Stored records
::::

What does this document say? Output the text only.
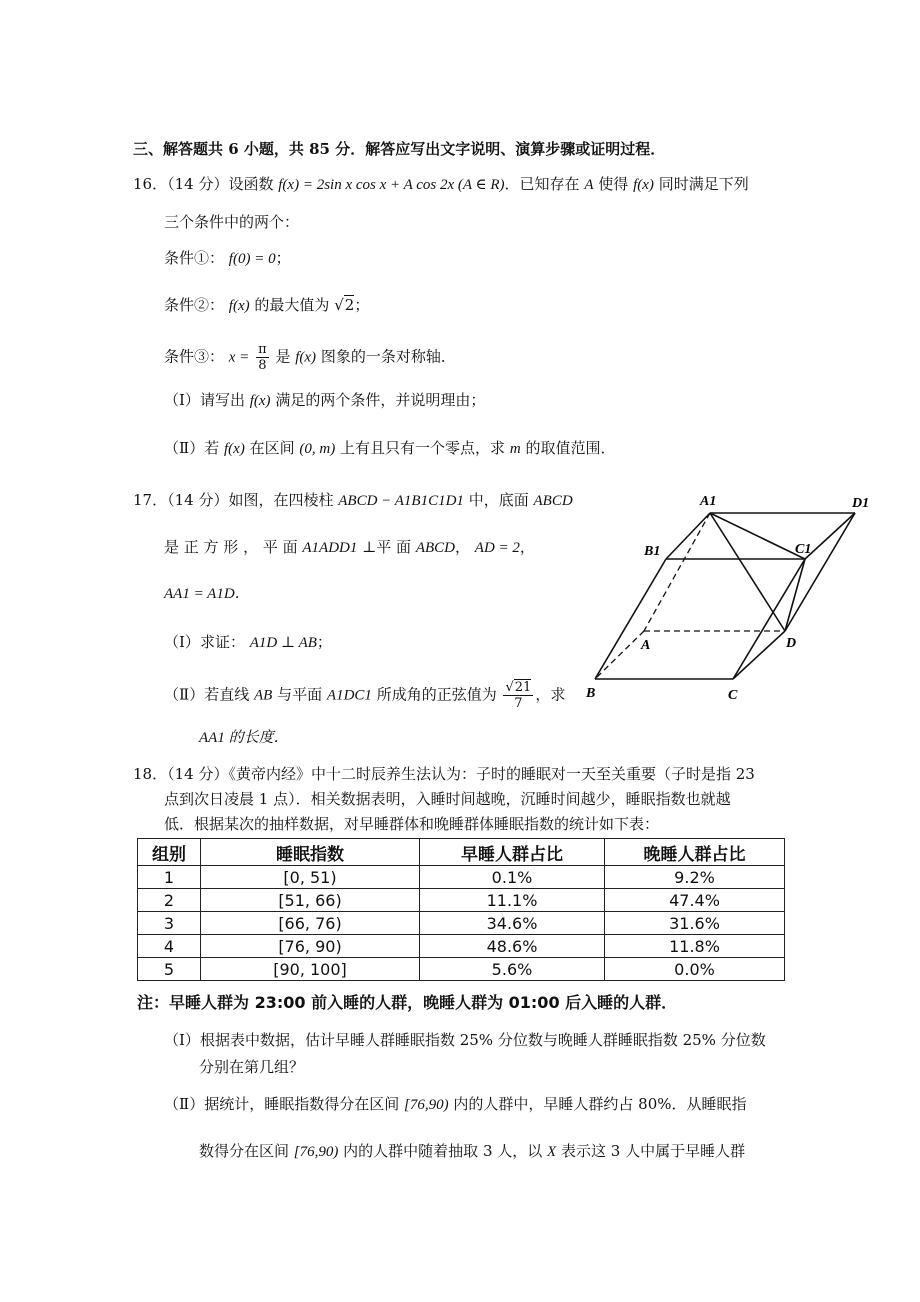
三、解答题共 6 小题，共 85 分．解答应写出文字说明、演算步骤或证明过程．
16．（14 分）设函数 f(x) = 2sin x cos x + A cos 2x (A ∈ R)．已知存在 A 使得 f(x) 同时满足下列
三个条件中的两个：
条件①： f(0) = 0；
条件②： f(x) 的最大值为 √2；
条件③： $x = \frac{\pi}{8}$ 是 f(x) 图象的一条对称轴．
（Ⅰ）请写出 f(x) 满足的两个条件，并说明理由；
（Ⅱ）若 f(x) 在区间 (0, m) 上有且只有一个零点，求 m 的取值范围．
17．（14 分）如图，在四棱柱 ABCD − A1B1C1D1 中，底面 ABCD
是 正 方 形 ， 平 面 A1ADD1 ⊥平 面 ABCD， AD = 2，
AA1 = A1D．
（Ⅰ）求证： A1D ⊥ AB；
（Ⅱ）若直线 AB 与平面 A1DC1 所成角的正弦值为 $\frac{√21}{7}$ ，求
AA1 的长度．
A1	D1
B1	C1
A	D
B	C
18．（14 分）《黄帝内经》中十二时辰养生法认为：子时的睡眠对一天至关重要（子时是指 23
点到次日凌晨 1 点）．相关数据表明，入睡时间越晚，沉睡时间越少，睡眠指数也就越
低．根据某次的抽样数据，对早睡群体和晚睡群体睡眠指数的统计如下表：
组别	睡眠指数	早睡人群占比	晚睡人群占比
1	[0, 51)	0.1%	9.2%
2	[51, 66)	11.1%	47.4%
3	[66, 76)	34.6%	31.6%
4	[76, 90)	48.6%	11.8%
5	[90, 100]	5.6%	0.0%
注：早睡人群为 23:00 前入睡的人群，晚睡人群为 01:00 后入睡的人群．
（Ⅰ）根据表中数据，估计早睡人群睡眠指数 25% 分位数与晚睡人群睡眠指数 25% 分位数
分别在第几组？
（Ⅱ）据统计，睡眠指数得分在区间 [76,90) 内的人群中，早睡人群约占 80%．从睡眠指
数得分在区间 [76,90) 内的人群中随着抽取 3 人，以 X 表示这 3 人中属于早睡人群
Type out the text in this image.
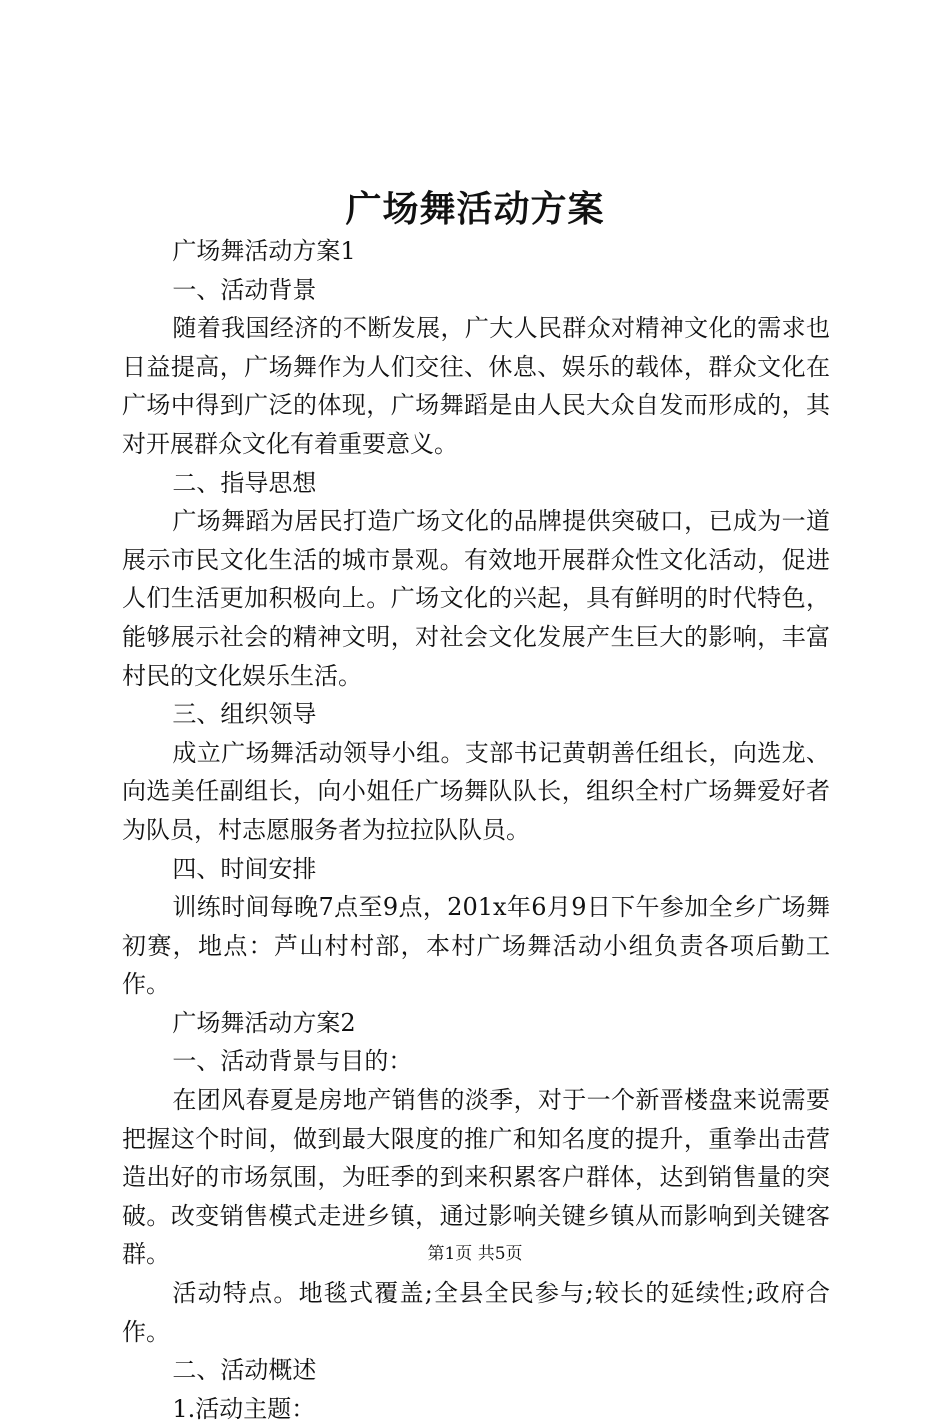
广场舞活动方案

广场舞活动方案1

一、活动背景

随着我国经济的不断发展，广大人民群众对精神文化的需求也日益提高，广场舞作为人们交往、休息、娱乐的载体，群众文化在广场中得到广泛的体现，广场舞蹈是由人民大众自发而形成的，其对开展群众文化有着重要意义。

二、指导思想

广场舞蹈为居民打造广场文化的品牌提供突破口，已成为一道展示市民文化生活的城市景观。有效地开展群众性文化活动，促进人们生活更加积极向上。广场文化的兴起，具有鲜明的时代特色，能够展示社会的精神文明，对社会文化发展产生巨大的影响，丰富村民的文化娱乐生活。

三、组织领导

成立广场舞活动领导小组。支部书记黄朝善任组长，向选龙、向选美任副组长，向小姐任广场舞队队长，组织全村广场舞爱好者为队员，村志愿服务者为拉拉队队员。

四、时间安排

训练时间每晚7点至9点，201x年6月9日下午参加全乡广场舞初赛，地点：芦山村村部，本村广场舞活动小组负责各项后勤工作。

广场舞活动方案2

一、活动背景与目的：

在团风春夏是房地产销售的淡季，对于一个新晋楼盘来说需要把握这个时间，做到最大限度的推广和知名度的提升，重拳出击营造出好的市场氛围，为旺季的到来积累客户群体，达到销售量的突破。改变销售模式走进乡镇，通过影响关键乡镇从而影响到关键客群。

活动特点。地毯式覆盖;全县全民参与;较长的延续性;政府合作。

二、活动概述

1.活动主题：

第1页 共5页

::::

● **Directions for this task**: Without the pictures, restate all the entries above exactly.

● **Expected answer**:
What does this document say? Output the text only.
三、解答题共 6 小题，共 85 分．解答应写出文字说明、演算步骤或证明过程．
16．（14 分）设函数 f(x) = 2sin x cos x + A cos 2x (A ∈ R)．已知存在 A 使得 f(x) 同时满足下列
三个条件中的两个：
条件①： f(0) = 0；
条件②： f(x) 的最大值为 √2；
条件③： $x = \frac{\pi}{8}$ 是 f(x) 图象的一条对称轴．
（Ⅰ）请写出 f(x) 满足的两个条件，并说明理由；
（Ⅱ）若 f(x) 在区间 (0, m) 上有且只有一个零点，求 m 的取值范围．
17．（14 分）如图，在四棱柱 ABCD − A1B1C1D1 中，底面 ABCD
是 正 方 形 ， 平 面 A1ADD1 ⊥平 面 ABCD， AD = 2，
AA1 = A1D．
（Ⅰ）求证： A1D ⊥ AB；
（Ⅱ）若直线 AB 与平面 A1DC1 所成角的正弦值为 $\frac{√21}{7}$ ，求
AA1 的长度．
A1	D1
B1	C1
A	D
B	C
18．（14 分）《黄帝内经》中十二时辰养生法认为：子时的睡眠对一天至关重要（子时是指 23
点到次日凌晨 1 点）．相关数据表明，入睡时间越晚，沉睡时间越少，睡眠指数也就越
低．根据某次的抽样数据，对早睡群体和晚睡群体睡眠指数的统计如下表：
组别	睡眠指数	早睡人群占比	晚睡人群占比
1	[0, 51)	0.1%	9.2%
2	[51, 66)	11.1%	47.4%
3	[66, 76)	34.6%	31.6%
4	[76, 90)	48.6%	11.8%
5	[90, 100]	5.6%	0.0%
注：早睡人群为 23:00 前入睡的人群，晚睡人群为 01:00 后入睡的人群．
（Ⅰ）根据表中数据，估计早睡人群睡眠指数 25% 分位数与晚睡人群睡眠指数 25% 分位数
分别在第几组？
（Ⅱ）据统计，睡眠指数得分在区间 [76,90) 内的人群中，早睡人群约占 80%．从睡眠指
数得分在区间 [76,90) 内的人群中随着抽取 3 人，以 X 表示这 3 人中属于早睡人群
Type out the text in this image.
广场舞活动方案

广场舞活动方案1

一、活动背景

随着我国经济的不断发展，广大人民群众对精神文化的需求也日益提高，广场舞作为人们交往、休息、娱乐的载体，群众文化在广场中得到广泛的体现，广场舞蹈是由人民大众自发而形成的，其对开展群众文化有着重要意义。

二、指导思想

广场舞蹈为居民打造广场文化的品牌提供突破口，已成为一道展示市民文化生活的城市景观。有效地开展群众性文化活动，促进人们生活更加积极向上。广场文化的兴起，具有鲜明的时代特色，能够展示社会的精神文明，对社会文化发展产生巨大的影响，丰富村民的文化娱乐生活。

三、组织领导

成立广场舞活动领导小组。支部书记黄朝善任组长，向选龙、向选美任副组长，向小姐任广场舞队队长，组织全村广场舞爱好者为队员，村志愿服务者为拉拉队队员。

四、时间安排

训练时间每晚7点至9点，201x年6月9日下午参加全乡广场舞初赛，地点：芦山村村部，本村广场舞活动小组负责各项后勤工作。

广场舞活动方案2

一、活动背景与目的：

在团风春夏是房地产销售的淡季，对于一个新晋楼盘来说需要把握这个时间，做到最大限度的推广和知名度的提升，重拳出击营造出好的市场氛围，为旺季的到来积累客户群体，达到销售量的突破。改变销售模式走进乡镇，通过影响关键乡镇从而影响到关键客群。

活动特点。地毯式覆盖;全县全民参与;较长的延续性;政府合作。

二、活动概述

1.活动主题：

第1页 共5页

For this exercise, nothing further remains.